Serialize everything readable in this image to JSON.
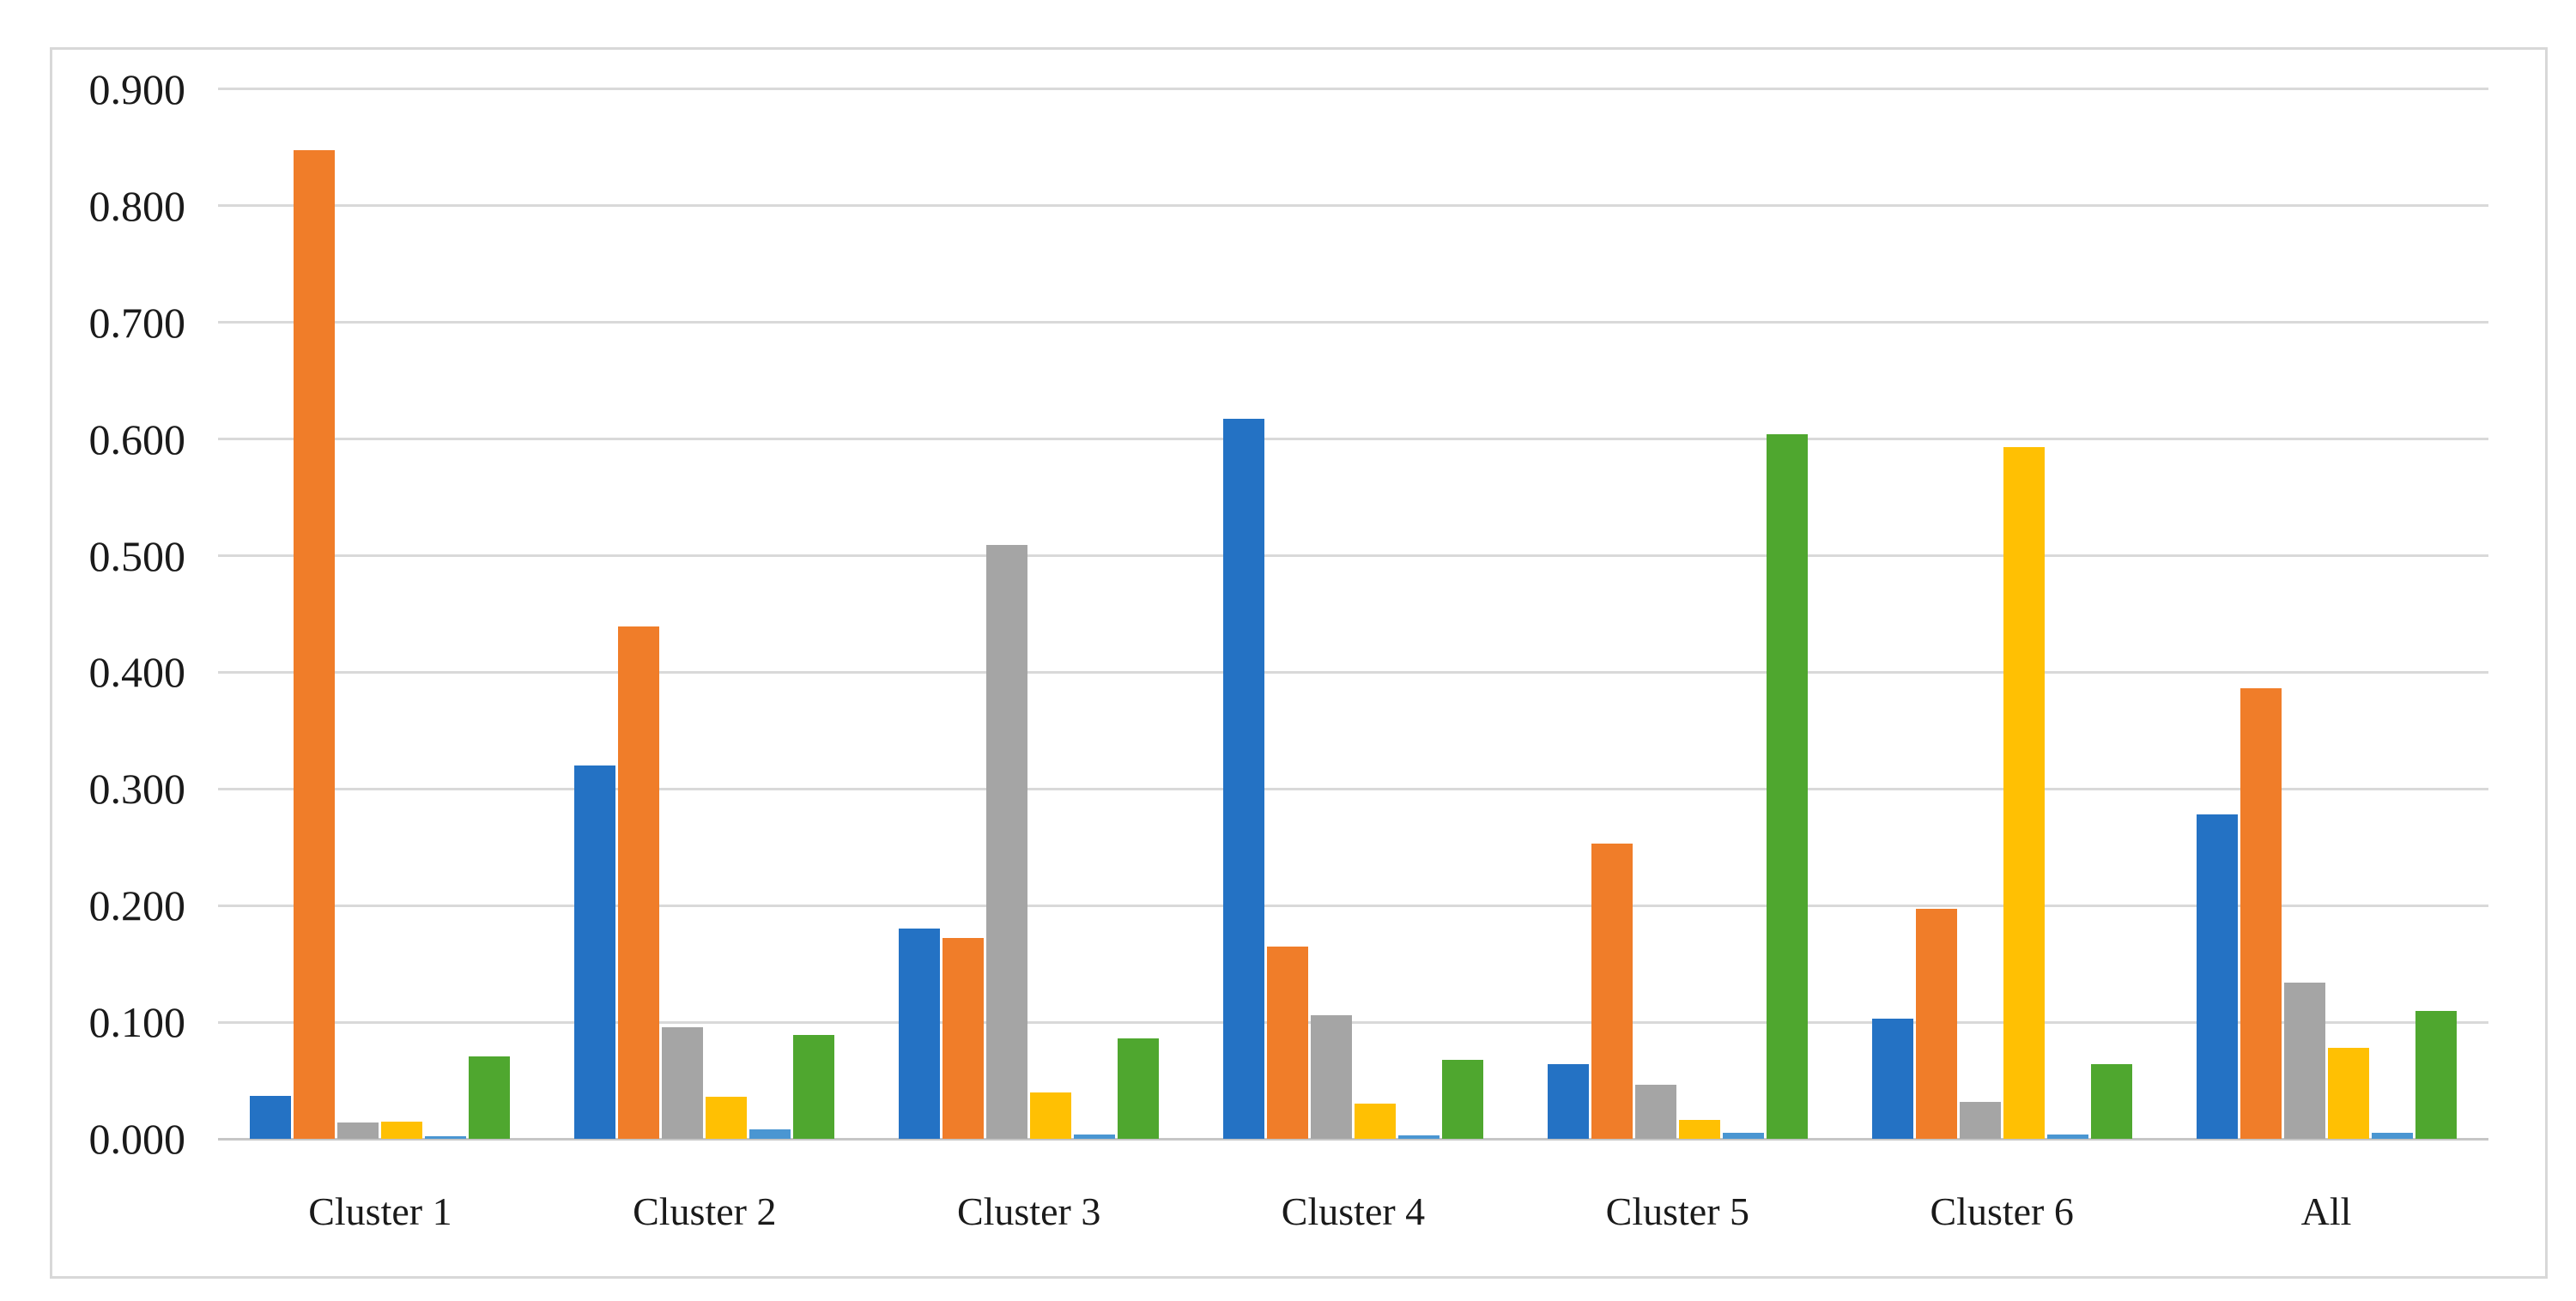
{
  "chart_data": {
    "type": "bar",
    "categories": [
      "Cluster 1",
      "Cluster 2",
      "Cluster 3",
      "Cluster 4",
      "Cluster 5",
      "Cluster 6",
      "All"
    ],
    "series": [
      {
        "name": "blue",
        "color": "#2472C4",
        "values": [
          0.037,
          0.32,
          0.18,
          0.617,
          0.064,
          0.103,
          0.278
        ]
      },
      {
        "name": "orange",
        "color": "#F07D29",
        "values": [
          0.848,
          0.439,
          0.172,
          0.165,
          0.253,
          0.197,
          0.386
        ]
      },
      {
        "name": "gray",
        "color": "#A5A5A5",
        "values": [
          0.014,
          0.096,
          0.509,
          0.106,
          0.046,
          0.032,
          0.134
        ]
      },
      {
        "name": "yellow",
        "color": "#FFC003",
        "values": [
          0.015,
          0.036,
          0.04,
          0.03,
          0.016,
          0.593,
          0.078
        ]
      },
      {
        "name": "light-blue",
        "color": "#4A96D2",
        "values": [
          0.002,
          0.008,
          0.004,
          0.003,
          0.005,
          0.004,
          0.005
        ]
      },
      {
        "name": "green",
        "color": "#4FA72F",
        "values": [
          0.071,
          0.089,
          0.086,
          0.068,
          0.604,
          0.064,
          0.11
        ]
      }
    ],
    "y_ticks": [
      "0.000",
      "0.100",
      "0.200",
      "0.300",
      "0.400",
      "0.500",
      "0.600",
      "0.700",
      "0.800",
      "0.900"
    ],
    "ylim": [
      0.0,
      0.9
    ],
    "y_tick_step": 0.1,
    "grid": true,
    "legend_position": "none",
    "gridline_color": "#d9d9d9",
    "axis_line_color": "#c6c6c6",
    "label_color": "#1a1a1a"
  }
}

▶ WHAT THE TASK ASKS:
Return all of the entries exactly as written, but drop any pictures they hold.

▶ FULL SOLUTION:
Serialize everything readable in this image to JSON.
{
  "chart_data": {
    "type": "bar",
    "categories": [
      "Cluster 1",
      "Cluster 2",
      "Cluster 3",
      "Cluster 4",
      "Cluster 5",
      "Cluster 6",
      "All"
    ],
    "series": [
      {
        "name": "blue",
        "color": "#2472C4",
        "values": [
          0.037,
          0.32,
          0.18,
          0.617,
          0.064,
          0.103,
          0.278
        ]
      },
      {
        "name": "orange",
        "color": "#F07D29",
        "values": [
          0.848,
          0.439,
          0.172,
          0.165,
          0.253,
          0.197,
          0.386
        ]
      },
      {
        "name": "gray",
        "color": "#A5A5A5",
        "values": [
          0.014,
          0.096,
          0.509,
          0.106,
          0.046,
          0.032,
          0.134
        ]
      },
      {
        "name": "yellow",
        "color": "#FFC003",
        "values": [
          0.015,
          0.036,
          0.04,
          0.03,
          0.016,
          0.593,
          0.078
        ]
      },
      {
        "name": "light-blue",
        "color": "#4A96D2",
        "values": [
          0.002,
          0.008,
          0.004,
          0.003,
          0.005,
          0.004,
          0.005
        ]
      },
      {
        "name": "green",
        "color": "#4FA72F",
        "values": [
          0.071,
          0.089,
          0.086,
          0.068,
          0.604,
          0.064,
          0.11
        ]
      }
    ],
    "y_ticks": [
      "0.000",
      "0.100",
      "0.200",
      "0.300",
      "0.400",
      "0.500",
      "0.600",
      "0.700",
      "0.800",
      "0.900"
    ],
    "ylim": [
      0.0,
      0.9
    ],
    "y_tick_step": 0.1,
    "grid": true,
    "legend_position": "none",
    "gridline_color": "#d9d9d9",
    "axis_line_color": "#c6c6c6",
    "label_color": "#1a1a1a"
  }
}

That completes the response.